## Material provided
****************************************

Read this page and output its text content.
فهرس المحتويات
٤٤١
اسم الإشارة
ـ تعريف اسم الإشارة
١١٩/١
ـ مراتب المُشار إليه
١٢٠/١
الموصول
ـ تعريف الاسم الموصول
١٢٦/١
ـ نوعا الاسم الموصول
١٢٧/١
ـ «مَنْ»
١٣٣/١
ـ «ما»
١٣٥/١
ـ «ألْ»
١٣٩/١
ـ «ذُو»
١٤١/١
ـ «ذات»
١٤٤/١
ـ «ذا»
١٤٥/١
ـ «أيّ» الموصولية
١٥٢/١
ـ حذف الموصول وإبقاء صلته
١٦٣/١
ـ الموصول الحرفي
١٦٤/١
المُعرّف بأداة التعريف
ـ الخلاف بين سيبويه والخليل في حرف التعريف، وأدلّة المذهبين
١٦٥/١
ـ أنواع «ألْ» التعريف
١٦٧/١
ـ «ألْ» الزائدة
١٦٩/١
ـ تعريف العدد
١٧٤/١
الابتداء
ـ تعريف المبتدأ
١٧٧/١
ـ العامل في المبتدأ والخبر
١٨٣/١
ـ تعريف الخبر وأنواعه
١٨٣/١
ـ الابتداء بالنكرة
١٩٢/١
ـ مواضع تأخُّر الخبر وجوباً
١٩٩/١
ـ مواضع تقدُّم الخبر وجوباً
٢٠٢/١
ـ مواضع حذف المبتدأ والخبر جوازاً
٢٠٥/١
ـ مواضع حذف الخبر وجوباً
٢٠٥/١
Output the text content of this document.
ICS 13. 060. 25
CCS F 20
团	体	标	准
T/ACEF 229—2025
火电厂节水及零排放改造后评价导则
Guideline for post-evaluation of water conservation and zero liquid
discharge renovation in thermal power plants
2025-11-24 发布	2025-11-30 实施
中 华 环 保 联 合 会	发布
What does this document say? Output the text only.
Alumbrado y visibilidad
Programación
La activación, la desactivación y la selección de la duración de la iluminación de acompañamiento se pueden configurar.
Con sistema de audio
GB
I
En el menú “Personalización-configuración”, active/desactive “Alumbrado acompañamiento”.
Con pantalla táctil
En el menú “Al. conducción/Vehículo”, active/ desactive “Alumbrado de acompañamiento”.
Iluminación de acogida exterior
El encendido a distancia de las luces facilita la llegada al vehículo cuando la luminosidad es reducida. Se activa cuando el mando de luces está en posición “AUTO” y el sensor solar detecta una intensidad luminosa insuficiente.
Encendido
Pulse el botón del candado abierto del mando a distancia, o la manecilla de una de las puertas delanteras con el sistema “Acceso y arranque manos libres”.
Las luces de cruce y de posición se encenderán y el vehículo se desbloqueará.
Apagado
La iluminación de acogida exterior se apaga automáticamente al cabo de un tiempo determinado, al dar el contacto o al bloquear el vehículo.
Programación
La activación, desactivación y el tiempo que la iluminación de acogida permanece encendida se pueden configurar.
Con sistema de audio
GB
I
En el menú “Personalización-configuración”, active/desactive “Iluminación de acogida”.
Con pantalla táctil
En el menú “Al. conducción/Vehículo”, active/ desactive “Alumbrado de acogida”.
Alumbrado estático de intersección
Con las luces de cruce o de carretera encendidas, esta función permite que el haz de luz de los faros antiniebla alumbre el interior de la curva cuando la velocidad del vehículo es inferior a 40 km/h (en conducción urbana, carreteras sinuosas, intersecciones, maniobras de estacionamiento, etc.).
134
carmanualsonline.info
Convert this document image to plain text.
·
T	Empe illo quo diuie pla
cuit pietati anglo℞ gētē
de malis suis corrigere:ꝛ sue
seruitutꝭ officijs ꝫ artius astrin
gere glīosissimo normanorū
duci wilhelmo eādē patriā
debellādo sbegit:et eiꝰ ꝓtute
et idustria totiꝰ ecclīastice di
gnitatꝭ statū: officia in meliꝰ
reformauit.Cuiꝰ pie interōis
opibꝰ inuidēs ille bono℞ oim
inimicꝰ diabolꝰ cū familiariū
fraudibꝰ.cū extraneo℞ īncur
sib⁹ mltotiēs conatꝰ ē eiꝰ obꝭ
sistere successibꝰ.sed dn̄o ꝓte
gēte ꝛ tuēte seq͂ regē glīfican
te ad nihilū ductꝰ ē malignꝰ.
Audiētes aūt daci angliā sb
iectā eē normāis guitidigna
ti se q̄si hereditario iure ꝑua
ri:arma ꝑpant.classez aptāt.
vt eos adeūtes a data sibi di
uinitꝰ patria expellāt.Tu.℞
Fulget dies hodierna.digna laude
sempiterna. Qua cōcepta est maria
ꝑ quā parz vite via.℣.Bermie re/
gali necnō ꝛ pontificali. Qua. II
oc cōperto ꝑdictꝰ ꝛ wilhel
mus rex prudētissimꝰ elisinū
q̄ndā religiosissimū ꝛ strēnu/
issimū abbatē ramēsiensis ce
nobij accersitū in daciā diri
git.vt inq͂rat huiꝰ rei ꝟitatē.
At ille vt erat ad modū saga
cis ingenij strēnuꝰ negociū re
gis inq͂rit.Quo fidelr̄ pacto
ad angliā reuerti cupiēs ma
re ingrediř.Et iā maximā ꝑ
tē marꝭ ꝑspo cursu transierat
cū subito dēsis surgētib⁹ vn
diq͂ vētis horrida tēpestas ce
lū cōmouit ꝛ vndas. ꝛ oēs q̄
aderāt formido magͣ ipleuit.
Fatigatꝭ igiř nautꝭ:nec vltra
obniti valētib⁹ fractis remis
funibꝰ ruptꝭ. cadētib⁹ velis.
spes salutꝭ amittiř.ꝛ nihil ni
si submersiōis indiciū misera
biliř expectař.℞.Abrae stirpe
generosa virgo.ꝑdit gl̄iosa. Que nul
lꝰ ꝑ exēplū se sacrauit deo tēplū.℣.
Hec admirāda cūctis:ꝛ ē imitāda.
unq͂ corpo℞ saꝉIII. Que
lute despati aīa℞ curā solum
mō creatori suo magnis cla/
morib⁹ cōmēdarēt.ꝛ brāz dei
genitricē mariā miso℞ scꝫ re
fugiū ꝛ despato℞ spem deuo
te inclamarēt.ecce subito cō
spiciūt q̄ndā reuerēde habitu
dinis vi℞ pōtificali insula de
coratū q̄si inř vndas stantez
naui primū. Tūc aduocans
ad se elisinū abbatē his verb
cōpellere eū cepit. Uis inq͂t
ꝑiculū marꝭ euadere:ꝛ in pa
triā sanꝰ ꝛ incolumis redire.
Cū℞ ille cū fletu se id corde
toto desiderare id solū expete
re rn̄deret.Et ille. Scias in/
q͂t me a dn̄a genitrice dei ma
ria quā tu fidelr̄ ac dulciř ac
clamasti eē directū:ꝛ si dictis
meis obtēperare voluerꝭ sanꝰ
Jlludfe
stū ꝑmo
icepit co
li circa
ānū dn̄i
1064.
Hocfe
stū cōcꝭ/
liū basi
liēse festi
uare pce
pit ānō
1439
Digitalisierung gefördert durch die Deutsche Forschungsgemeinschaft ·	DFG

****************************************

## Task instructions
Write out the records above again, keeping each one identical to the original.

## Right answer
Read this page and output its text content.
فهرس المحتويات
٤٤١
اسم الإشارة
ـ تعريف اسم الإشارة
١١٩/١
ـ مراتب المُشار إليه
١٢٠/١
الموصول
ـ تعريف الاسم الموصول
١٢٦/١
ـ نوعا الاسم الموصول
١٢٧/١
ـ «مَنْ»
١٣٣/١
ـ «ما»
١٣٥/١
ـ «ألْ»
١٣٩/١
ـ «ذُو»
١٤١/١
ـ «ذات»
١٤٤/١
ـ «ذا»
١٤٥/١
ـ «أيّ» الموصولية
١٥٢/١
ـ حذف الموصول وإبقاء صلته
١٦٣/١
ـ الموصول الحرفي
١٦٤/١
المُعرّف بأداة التعريف
ـ الخلاف بين سيبويه والخليل في حرف التعريف، وأدلّة المذهبين
١٦٥/١
ـ أنواع «ألْ» التعريف
١٦٧/١
ـ «ألْ» الزائدة
١٦٩/١
ـ تعريف العدد
١٧٤/١
الابتداء
ـ تعريف المبتدأ
١٧٧/١
ـ العامل في المبتدأ والخبر
١٨٣/١
ـ تعريف الخبر وأنواعه
١٨٣/١
ـ الابتداء بالنكرة
١٩٢/١
ـ مواضع تأخُّر الخبر وجوباً
١٩٩/١
ـ مواضع تقدُّم الخبر وجوباً
٢٠٢/١
ـ مواضع حذف المبتدأ والخبر جوازاً
٢٠٥/١
ـ مواضع حذف الخبر وجوباً
٢٠٥/١
Output the text content of this document.
ICS 13. 060. 25
CCS F 20
团	体	标	准
T/ACEF 229—2025
火电厂节水及零排放改造后评价导则
Guideline for post-evaluation of water conservation and zero liquid
discharge renovation in thermal power plants
2025-11-24 发布	2025-11-30 实施
中 华 环 保 联 合 会	发布
What does this document say? Output the text only.
Alumbrado y visibilidad
Programación
La activación, la desactivación y la selección de la duración de la iluminación de acompañamiento se pueden configurar.
Con sistema de audio
GB
I
En el menú “Personalización-configuración”, active/desactive “Alumbrado acompañamiento”.
Con pantalla táctil
En el menú “Al. conducción/Vehículo”, active/ desactive “Alumbrado de acompañamiento”.
Iluminación de acogida exterior
El encendido a distancia de las luces facilita la llegada al vehículo cuando la luminosidad es reducida. Se activa cuando el mando de luces está en posición “AUTO” y el sensor solar detecta una intensidad luminosa insuficiente.
Encendido
Pulse el botón del candado abierto del mando a distancia, o la manecilla de una de las puertas delanteras con el sistema “Acceso y arranque manos libres”.
Las luces de cruce y de posición se encenderán y el vehículo se desbloqueará.
Apagado
La iluminación de acogida exterior se apaga automáticamente al cabo de un tiempo determinado, al dar el contacto o al bloquear el vehículo.
Programación
La activación, desactivación y el tiempo que la iluminación de acogida permanece encendida se pueden configurar.
Con sistema de audio
GB
I
En el menú “Personalización-configuración”, active/desactive “Iluminación de acogida”.
Con pantalla táctil
En el menú “Al. conducción/Vehículo”, active/ desactive “Alumbrado de acogida”.
Alumbrado estático de intersección
Con las luces de cruce o de carretera encendidas, esta función permite que el haz de luz de los faros antiniebla alumbre el interior de la curva cuando la velocidad del vehículo es inferior a 40 km/h (en conducción urbana, carreteras sinuosas, intersecciones, maniobras de estacionamiento, etc.).
134
carmanualsonline.info
Convert this document image to plain text.
·
T	Empe illo quo diuie pla
cuit pietati anglo℞ gētē
de malis suis corrigere:ꝛ sue
seruitutꝭ officijs ꝫ artius astrin
gere glīosissimo normanorū
duci wilhelmo eādē patriā
debellādo sbegit:et eiꝰ ꝓtute
et idustria totiꝰ ecclīastice di
gnitatꝭ statū: officia in meliꝰ
reformauit.Cuiꝰ pie interōis
opibꝰ inuidēs ille bono℞ oim
inimicꝰ diabolꝰ cū familiariū
fraudibꝰ.cū extraneo℞ īncur
sib⁹ mltotiēs conatꝰ ē eiꝰ obꝭ
sistere successibꝰ.sed dn̄o ꝓte
gēte ꝛ tuēte seq͂ regē glīfican
te ad nihilū ductꝰ ē malignꝰ.
Audiētes aūt daci angliā sb
iectā eē normāis guitidigna
ti se q̄si hereditario iure ꝑua
ri:arma ꝑpant.classez aptāt.
vt eos adeūtes a data sibi di
uinitꝰ patria expellāt.Tu.℞
Fulget dies hodierna.digna laude
sempiterna. Qua cōcepta est maria
ꝑ quā parz vite via.℣.Bermie re/
gali necnō ꝛ pontificali. Qua. II
oc cōperto ꝑdictꝰ ꝛ wilhel
mus rex prudētissimꝰ elisinū
q̄ndā religiosissimū ꝛ strēnu/
issimū abbatē ramēsiensis ce
nobij accersitū in daciā diri
git.vt inq͂rat huiꝰ rei ꝟitatē.
At ille vt erat ad modū saga
cis ingenij strēnuꝰ negociū re
gis inq͂rit.Quo fidelr̄ pacto
ad angliā reuerti cupiēs ma
re ingrediř.Et iā maximā ꝑ
tē marꝭ ꝑspo cursu transierat
cū subito dēsis surgētib⁹ vn
diq͂ vētis horrida tēpestas ce
lū cōmouit ꝛ vndas. ꝛ oēs q̄
aderāt formido magͣ ipleuit.
Fatigatꝭ igiř nautꝭ:nec vltra
obniti valētib⁹ fractis remis
funibꝰ ruptꝭ. cadētib⁹ velis.
spes salutꝭ amittiř.ꝛ nihil ni
si submersiōis indiciū misera
biliř expectař.℞.Abrae stirpe
generosa virgo.ꝑdit gl̄iosa. Que nul
lꝰ ꝑ exēplū se sacrauit deo tēplū.℣.
Hec admirāda cūctis:ꝛ ē imitāda.
unq͂ corpo℞ saꝉIII. Que
lute despati aīa℞ curā solum
mō creatori suo magnis cla/
morib⁹ cōmēdarēt.ꝛ brāz dei
genitricē mariā miso℞ scꝫ re
fugiū ꝛ despato℞ spem deuo
te inclamarēt.ecce subito cō
spiciūt q̄ndā reuerēde habitu
dinis vi℞ pōtificali insula de
coratū q̄si inř vndas stantez
naui primū. Tūc aduocans
ad se elisinū abbatē his verb
cōpellere eū cepit. Uis inq͂t
ꝑiculū marꝭ euadere:ꝛ in pa
triā sanꝰ ꝛ incolumis redire.
Cū℞ ille cū fletu se id corde
toto desiderare id solū expete
re rn̄deret.Et ille. Scias in/
q͂t me a dn̄a genitrice dei ma
ria quā tu fidelr̄ ac dulciř ac
clamasti eē directū:ꝛ si dictis
meis obtēperare voluerꝭ sanꝰ
Jlludfe
stū ꝑmo
icepit co
li circa
ānū dn̄i
1064.
Hocfe
stū cōcꝭ/
liū basi
liēse festi
uare pce
pit ānō
1439
Digitalisierung gefördert durch die Deutsche Forschungsgemeinschaft ·	DFG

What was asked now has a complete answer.